Exercise goal: Read through the data, and wherever a line holds the word "American", write that line out.

Materials provided:
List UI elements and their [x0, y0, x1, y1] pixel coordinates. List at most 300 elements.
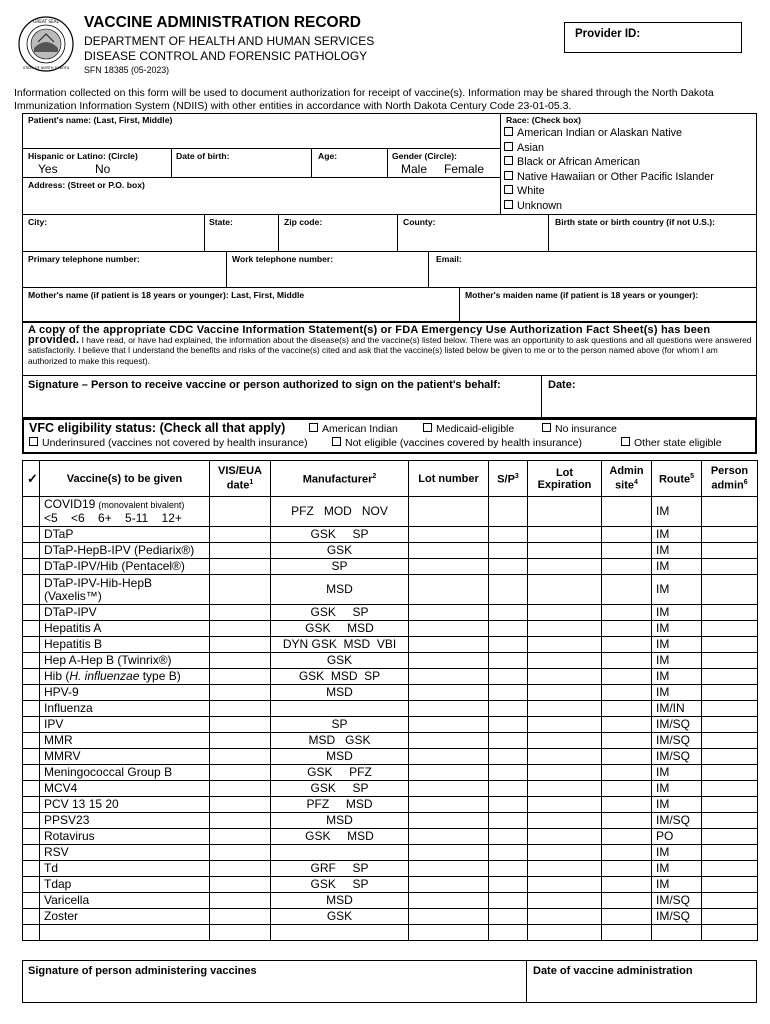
vaccine-name-cell	[40, 717, 210, 733]
admin-site-cell[interactable]	[602, 637, 652, 653]
lot-number-cell[interactable]	[409, 909, 489, 925]
table-row	[23, 527, 758, 543]
admin-site-cell[interactable]	[602, 685, 652, 701]
checkbox-icon[interactable]	[423, 423, 432, 432]
row-check-cell[interactable]	[23, 497, 40, 527]
lot-expiration-cell[interactable]	[528, 621, 602, 637]
vaccine-name-cell	[40, 653, 210, 669]
row-check-cell[interactable]	[23, 685, 40, 701]
person-admin-cell[interactable]	[702, 749, 758, 765]
lot-expiration-cell[interactable]	[528, 813, 602, 829]
checkbox-icon[interactable]	[542, 423, 551, 432]
row-check-cell[interactable]	[23, 605, 40, 621]
lot-number-cell[interactable]	[409, 497, 489, 527]
vaccine-name-cell	[40, 797, 210, 813]
lot-expiration-cell[interactable]	[528, 685, 602, 701]
vis-date-cell[interactable]	[210, 829, 271, 845]
sp-cell[interactable]	[489, 765, 528, 781]
manufacturer-cell	[271, 845, 409, 861]
person-admin-cell[interactable]	[702, 669, 758, 685]
checkbox-icon[interactable]	[29, 437, 38, 446]
lot-number-cell[interactable]	[409, 749, 489, 765]
sp-cell[interactable]	[489, 861, 528, 877]
person-admin-cell[interactable]	[702, 877, 758, 893]
vaccine-table	[22, 460, 758, 941]
row-check-cell[interactable]	[23, 621, 40, 637]
vis-date-cell[interactable]	[210, 877, 271, 893]
route-cell: IM/SQ	[652, 909, 702, 925]
person-admin-cell[interactable]	[702, 559, 758, 575]
vfc-option-other-state[interactable]: Other state eligible	[621, 437, 722, 449]
row-check-cell[interactable]	[23, 781, 40, 797]
vaccine-name: Meningococcal Group B	[44, 765, 173, 779]
admin-site-cell[interactable]	[602, 717, 652, 733]
sp-cell[interactable]	[489, 559, 528, 575]
admin-site-cell[interactable]	[602, 877, 652, 893]
state-seal-logo	[18, 16, 74, 72]
vaccine-name: Varicella	[44, 893, 90, 907]
sp-cell[interactable]	[489, 543, 528, 559]
lot-expiration-cell[interactable]	[528, 701, 602, 717]
vaccine-name: MCV4	[44, 781, 78, 795]
vaccine-name: Rotavirus	[44, 829, 95, 843]
manufacturer-cell: SP	[271, 717, 409, 733]
sp-cell[interactable]	[489, 605, 528, 621]
table-row	[23, 653, 758, 669]
person-admin-cell[interactable]	[702, 685, 758, 701]
admin-site-cell[interactable]	[602, 527, 652, 543]
sp-cell[interactable]	[489, 749, 528, 765]
person-admin-cell[interactable]	[702, 605, 758, 621]
vis-date-cell[interactable]	[210, 497, 271, 527]
race-option[interactable]: Black or African American	[504, 155, 714, 170]
route-cell: IM	[652, 781, 702, 797]
sp-cell[interactable]	[489, 653, 528, 669]
table-row	[23, 877, 758, 893]
vaccine-subtype: <5 <6 6+ 5-11 12+	[44, 511, 182, 525]
sp-cell[interactable]	[489, 797, 528, 813]
vis-date-cell[interactable]	[210, 527, 271, 543]
gender-male-option[interactable]: Male	[401, 162, 428, 176]
lot-expiration-cell[interactable]	[528, 669, 602, 685]
vis-date-cell[interactable]	[210, 893, 271, 909]
sp-cell[interactable]	[489, 637, 528, 653]
route-cell: IM	[652, 559, 702, 575]
row-check-cell[interactable]	[23, 527, 40, 543]
vis-date-cell[interactable]	[210, 559, 271, 575]
admin-site-cell[interactable]	[602, 925, 652, 941]
sp-cell[interactable]	[489, 575, 528, 605]
row-check-cell[interactable]	[23, 877, 40, 893]
vis-date-cell[interactable]	[210, 765, 271, 781]
checkbox-icon[interactable]	[504, 156, 513, 165]
person-admin-cell[interactable]	[702, 909, 758, 925]
administration-date-label: Date of vaccine administration	[533, 965, 693, 977]
vfc-option-no-insurance[interactable]: No insurance	[542, 423, 617, 435]
sp-cell[interactable]	[489, 845, 528, 861]
table-row	[23, 701, 758, 717]
row-check-cell[interactable]	[23, 669, 40, 685]
checkbox-icon[interactable]	[504, 171, 513, 180]
admin-site-cell[interactable]	[602, 765, 652, 781]
person-admin-cell[interactable]	[702, 527, 758, 543]
lot-expiration-cell[interactable]	[528, 637, 602, 653]
sp-cell[interactable]	[489, 621, 528, 637]
person-admin-cell[interactable]	[702, 765, 758, 781]
vaccine-name-cell	[40, 829, 210, 845]
intro-text: Information collected on this form will be used to document authorization for receipt of vaccine(s). Information may be shared through the North Dakota Immunization Information System (NDIIS) with other entities in accordance with North Dakota Century Code 23-01-05.3.	[14, 87, 714, 112]
manufacturer-cell: PFZ MOD NOV	[271, 497, 409, 527]
table-row	[23, 621, 758, 637]
admin-site-cell[interactable]	[602, 749, 652, 765]
lot-expiration-cell[interactable]	[528, 845, 602, 861]
route-cell: IM	[652, 543, 702, 559]
provider-id-field[interactable]	[564, 22, 742, 53]
sp-cell[interactable]	[489, 925, 528, 941]
manufacturer-cell: SP	[271, 559, 409, 575]
manufacturer-cell: DYN GSK MSD VBI	[271, 637, 409, 653]
lot-number-cell[interactable]	[409, 877, 489, 893]
vaccine-name: DTaP-IPV	[44, 605, 97, 619]
person-admin-cell[interactable]	[702, 797, 758, 813]
vis-column-header: VIS/EUA date$^1$	[210, 461, 271, 497]
person-admin-cell[interactable]	[702, 543, 758, 559]
vaccine-name-cell	[40, 701, 210, 717]
person-admin-cell[interactable]	[702, 781, 758, 797]
person-admin-column-header: Person admin$^6$	[702, 461, 758, 497]
sp-cell[interactable]	[489, 781, 528, 797]
person-admin-cell[interactable]	[702, 653, 758, 669]
lot-number-cell[interactable]	[409, 701, 489, 717]
vis-date-cell[interactable]	[210, 797, 271, 813]
table-row	[23, 925, 758, 941]
lot-number-cell[interactable]	[409, 559, 489, 575]
route-column-header: Route$^5$	[652, 461, 702, 497]
manufacturer-cell: MSD GSK	[271, 733, 409, 749]
vaccine-name: HPV-9	[44, 685, 79, 699]
table-row	[23, 813, 758, 829]
admin-site-cell[interactable]	[602, 701, 652, 717]
lot-number-cell[interactable]	[409, 685, 489, 701]
lot-number-cell[interactable]	[409, 527, 489, 543]
manufacturer-cell: PFZ MSD	[271, 797, 409, 813]
admin-site-cell[interactable]	[602, 909, 652, 925]
row-check-cell[interactable]	[23, 559, 40, 575]
person-admin-cell[interactable]	[702, 861, 758, 877]
checkbox-icon[interactable]	[309, 423, 318, 432]
row-check-cell[interactable]	[23, 861, 40, 877]
sp-cell[interactable]	[489, 909, 528, 925]
sp-cell[interactable]	[489, 893, 528, 909]
person-admin-cell[interactable]	[702, 813, 758, 829]
admin-site-cell[interactable]	[602, 813, 652, 829]
admin-site-cell[interactable]	[602, 781, 652, 797]
vis-date-cell[interactable]	[210, 861, 271, 877]
sp-cell[interactable]	[489, 685, 528, 701]
table-row	[23, 637, 758, 653]
hispanic-yes-option[interactable]: Yes	[38, 162, 58, 176]
lot-number-cell[interactable]	[409, 797, 489, 813]
vaccine-name-cell	[40, 559, 210, 575]
vaccine-name: DTaP	[44, 527, 74, 541]
lot-number-cell[interactable]	[409, 621, 489, 637]
vaccine-name: Hepatitis B	[44, 637, 103, 651]
lot-number-cell[interactable]	[409, 575, 489, 605]
lot-expiration-cell[interactable]	[528, 653, 602, 669]
lot-expiration-cell[interactable]	[528, 527, 602, 543]
lot-number-cell[interactable]	[409, 669, 489, 685]
lot-expiration-cell[interactable]	[528, 797, 602, 813]
table-row	[23, 781, 758, 797]
lot-expiration-cell[interactable]	[528, 925, 602, 941]
route-cell: IM/SQ	[652, 717, 702, 733]
admin-site-cell[interactable]	[602, 621, 652, 637]
person-admin-cell[interactable]	[702, 497, 758, 527]
route-cell: IM/SQ	[652, 733, 702, 749]
vis-date-cell[interactable]	[210, 637, 271, 653]
row-check-cell[interactable]	[23, 637, 40, 653]
admin-site-cell[interactable]	[602, 829, 652, 845]
admin-site-cell[interactable]	[602, 543, 652, 559]
lot-number-cell[interactable]	[409, 861, 489, 877]
admin-site-cell[interactable]	[602, 893, 652, 909]
row-check-cell[interactable]	[23, 701, 40, 717]
sp-cell[interactable]	[489, 829, 528, 845]
admin-site-cell[interactable]	[602, 605, 652, 621]
checkbox-icon[interactable]	[504, 200, 513, 209]
lot-number-cell[interactable]	[409, 781, 489, 797]
vaccine-name: DTaP-HepB-IPV (Pediarix®)	[44, 543, 195, 557]
lot-expiration-cell[interactable]	[528, 575, 602, 605]
lot-expiration-cell[interactable]	[528, 893, 602, 909]
manufacturer-cell: GSK SP	[271, 527, 409, 543]
lot-expiration-cell[interactable]	[528, 781, 602, 797]
vaccine-name-cell	[40, 621, 210, 637]
table-row	[23, 497, 758, 527]
lot-number-cell[interactable]	[409, 733, 489, 749]
table-row	[23, 717, 758, 733]
sp-cell[interactable]	[489, 701, 528, 717]
sp-cell[interactable]	[489, 877, 528, 893]
consent-text	[28, 325, 752, 366]
vaccine-name-cell	[40, 845, 210, 861]
vis-date-cell[interactable]	[210, 781, 271, 797]
admin-site-cell[interactable]	[602, 669, 652, 685]
lot-expiration-cell[interactable]	[528, 733, 602, 749]
lot-expiration-cell[interactable]	[528, 861, 602, 877]
lot-expiration-cell[interactable]	[528, 559, 602, 575]
checkbox-icon[interactable]	[504, 142, 513, 151]
lot-number-cell[interactable]	[409, 637, 489, 653]
vfc-option-medicaid[interactable]: Medicaid-eligible	[423, 423, 514, 435]
table-row	[23, 893, 758, 909]
admin-site-cell[interactable]	[602, 845, 652, 861]
lot-number-cell[interactable]	[409, 813, 489, 829]
lot-expiration-cell[interactable]	[528, 605, 602, 621]
race-option[interactable]: Native Hawaiian or Other Pacific Islander	[504, 170, 714, 185]
vis-date-cell[interactable]	[210, 925, 271, 941]
vaccine-name: Td	[44, 861, 59, 875]
row-check-cell[interactable]	[23, 813, 40, 829]
vaccine-name-cell	[40, 543, 210, 559]
sp-cell[interactable]	[489, 527, 528, 543]
admin-site-cell[interactable]	[602, 559, 652, 575]
manufacturer-cell	[271, 701, 409, 717]
patient-name-field[interactable]	[22, 125, 500, 147]
lot-expiration-cell[interactable]	[528, 765, 602, 781]
vfc-option-not-eligible[interactable]: Not eligible (vaccines covered by health insurance)	[332, 437, 582, 449]
vis-date-cell[interactable]	[210, 543, 271, 559]
lot-expiration-cell[interactable]	[528, 909, 602, 925]
lot-expiration-cell[interactable]	[528, 543, 602, 559]
admin-site-cell[interactable]	[602, 861, 652, 877]
check-column-header: ✓	[23, 461, 40, 497]
lot-number-cell[interactable]	[409, 765, 489, 781]
race-options	[504, 126, 714, 214]
vaccine-name-cell	[40, 669, 210, 685]
row-check-cell[interactable]	[23, 653, 40, 669]
table-row	[23, 845, 758, 861]
row-check-cell[interactable]	[23, 765, 40, 781]
route-cell: IM	[652, 497, 702, 527]
row-check-cell[interactable]	[23, 845, 40, 861]
lot-expiration-cell[interactable]	[528, 749, 602, 765]
admin-site-cell[interactable]	[602, 797, 652, 813]
lot-expiration-cell[interactable]	[528, 829, 602, 845]
person-admin-cell[interactable]	[702, 575, 758, 605]
vis-date-cell[interactable]	[210, 575, 271, 605]
person-admin-cell[interactable]	[702, 845, 758, 861]
admin-site-cell[interactable]	[602, 575, 652, 605]
vis-date-cell[interactable]	[210, 733, 271, 749]
person-admin-cell[interactable]	[702, 829, 758, 845]
race-option[interactable]: Unknown	[504, 199, 714, 214]
manufacturer-column-header: Manufacturer$^2$	[271, 461, 409, 497]
row-check-cell[interactable]	[23, 749, 40, 765]
checkbox-icon[interactable]	[504, 185, 513, 194]
admin-site-cell[interactable]	[602, 733, 652, 749]
sp-cell[interactable]	[489, 497, 528, 527]
vaccine-column-header: Vaccine(s) to be given	[40, 461, 210, 497]
person-admin-cell[interactable]	[702, 717, 758, 733]
vis-date-cell[interactable]	[210, 909, 271, 925]
checkbox-icon[interactable]	[504, 127, 513, 136]
table-row	[23, 575, 758, 605]
vfc-option-underinsured[interactable]: Underinsured (vaccines not covered by health insurance)	[29, 437, 308, 449]
row-check-cell[interactable]	[23, 797, 40, 813]
lot-expiration-cell[interactable]	[528, 717, 602, 733]
lot-number-cell[interactable]	[409, 653, 489, 669]
vis-date-cell[interactable]	[210, 685, 271, 701]
vaccine-name: Zoster	[44, 909, 79, 923]
vis-date-cell[interactable]	[210, 621, 271, 637]
row-check-cell[interactable]	[23, 893, 40, 909]
row-check-cell[interactable]	[23, 543, 40, 559]
mother-maiden-label: Mother's maiden name (if patient is 18 years or younger):	[465, 290, 699, 300]
vaccine-name: MMR	[44, 733, 73, 747]
person-admin-cell[interactable]	[702, 621, 758, 637]
lot-expiration-cell[interactable]	[528, 877, 602, 893]
hispanic-no-option[interactable]: No	[95, 162, 111, 176]
vis-date-cell[interactable]	[210, 669, 271, 685]
admin-site-cell[interactable]	[602, 653, 652, 669]
vis-date-cell[interactable]	[210, 701, 271, 717]
lot-expiration-column-header: Lot Expiration	[528, 461, 602, 497]
lot-number-cell[interactable]	[409, 605, 489, 621]
vis-date-cell[interactable]	[210, 845, 271, 861]
seal-text-top: GREAT SEAL	[33, 19, 59, 24]
lot-number-cell[interactable]	[409, 893, 489, 909]
sp-cell[interactable]	[489, 733, 528, 749]
admin-site-column-header: Admin site$^4$	[602, 461, 652, 497]
route-cell: IM	[652, 877, 702, 893]
manufacturer-cell: MSD	[271, 893, 409, 909]
work-phone-label: Work telephone number:	[232, 254, 334, 264]
race-option[interactable]: White	[504, 184, 714, 199]
lot-number-cell[interactable]	[409, 543, 489, 559]
hispanic-label: Hispanic or Latino: (Circle)	[28, 151, 138, 161]
manufacturer-cell: MSD	[271, 575, 409, 605]
lot-expiration-cell[interactable]	[528, 497, 602, 527]
manufacturer-cell: GSK	[271, 653, 409, 669]
vis-date-cell[interactable]	[210, 813, 271, 829]
vaccine-name-cell	[40, 575, 210, 605]
lot-number-cell[interactable]	[409, 925, 489, 941]
sp-cell[interactable]	[489, 669, 528, 685]
lot-number-cell[interactable]	[409, 829, 489, 845]
race-label: Race: (Check box)	[506, 115, 581, 125]
route-cell: IM/SQ	[652, 813, 702, 829]
route-cell: IM	[652, 621, 702, 637]
sp-cell[interactable]	[489, 813, 528, 829]
vis-date-cell[interactable]	[210, 605, 271, 621]
checkbox-icon[interactable]	[332, 437, 341, 446]
route-cell: IM	[652, 669, 702, 685]
row-check-cell[interactable]	[23, 909, 40, 925]
person-admin-cell[interactable]	[702, 925, 758, 941]
vis-date-cell[interactable]	[210, 653, 271, 669]
row-check-cell[interactable]	[23, 829, 40, 845]
route-cell: IM	[652, 797, 702, 813]
race-option[interactable]: Asian	[504, 141, 714, 156]
lot-number-cell[interactable]	[409, 717, 489, 733]
person-admin-cell[interactable]	[702, 733, 758, 749]
checkbox-icon[interactable]	[621, 437, 630, 446]
row-check-cell[interactable]	[23, 925, 40, 941]
vis-date-cell[interactable]	[210, 749, 271, 765]
vis-date-cell[interactable]	[210, 717, 271, 733]
lot-number-cell[interactable]	[409, 845, 489, 861]
vaccine-name: Hep A-Hep B (Twinrix®)	[44, 653, 172, 667]
vaccine-name-cell	[40, 733, 210, 749]
row-check-cell[interactable]	[23, 575, 40, 605]
person-admin-cell[interactable]	[702, 701, 758, 717]
manufacturer-cell: GSK MSD SP	[271, 669, 409, 685]
person-admin-cell[interactable]	[702, 637, 758, 653]
form-number: SFN 18385 (05-2023)	[84, 65, 170, 75]
seal-text-bottom: STATE OF NORTH DAKOTA	[22, 66, 70, 70]
sp-cell[interactable]	[489, 717, 528, 733]
gender-female-option[interactable]: Female	[444, 162, 485, 176]
vaccine-name-cell	[40, 861, 210, 877]
admin-site-cell[interactable]	[602, 497, 652, 527]
person-admin-cell[interactable]	[702, 893, 758, 909]
row-check-cell[interactable]	[23, 717, 40, 733]
vaccine-name: PCV 13 15 20	[44, 797, 119, 811]
row-check-cell[interactable]	[23, 733, 40, 749]
vfc-option-american-indian[interactable]: American Indian	[309, 423, 398, 435]
race-option[interactable]: American Indian or Alaskan Native	[504, 126, 714, 141]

Expected answer:
race-option[interactable]: Black or African American	[504, 155, 714, 170]
vfc-option-american-indian[interactable]: American Indian	[309, 423, 398, 435]
race-option[interactable]: American Indian or Alaskan Native	[504, 126, 714, 141]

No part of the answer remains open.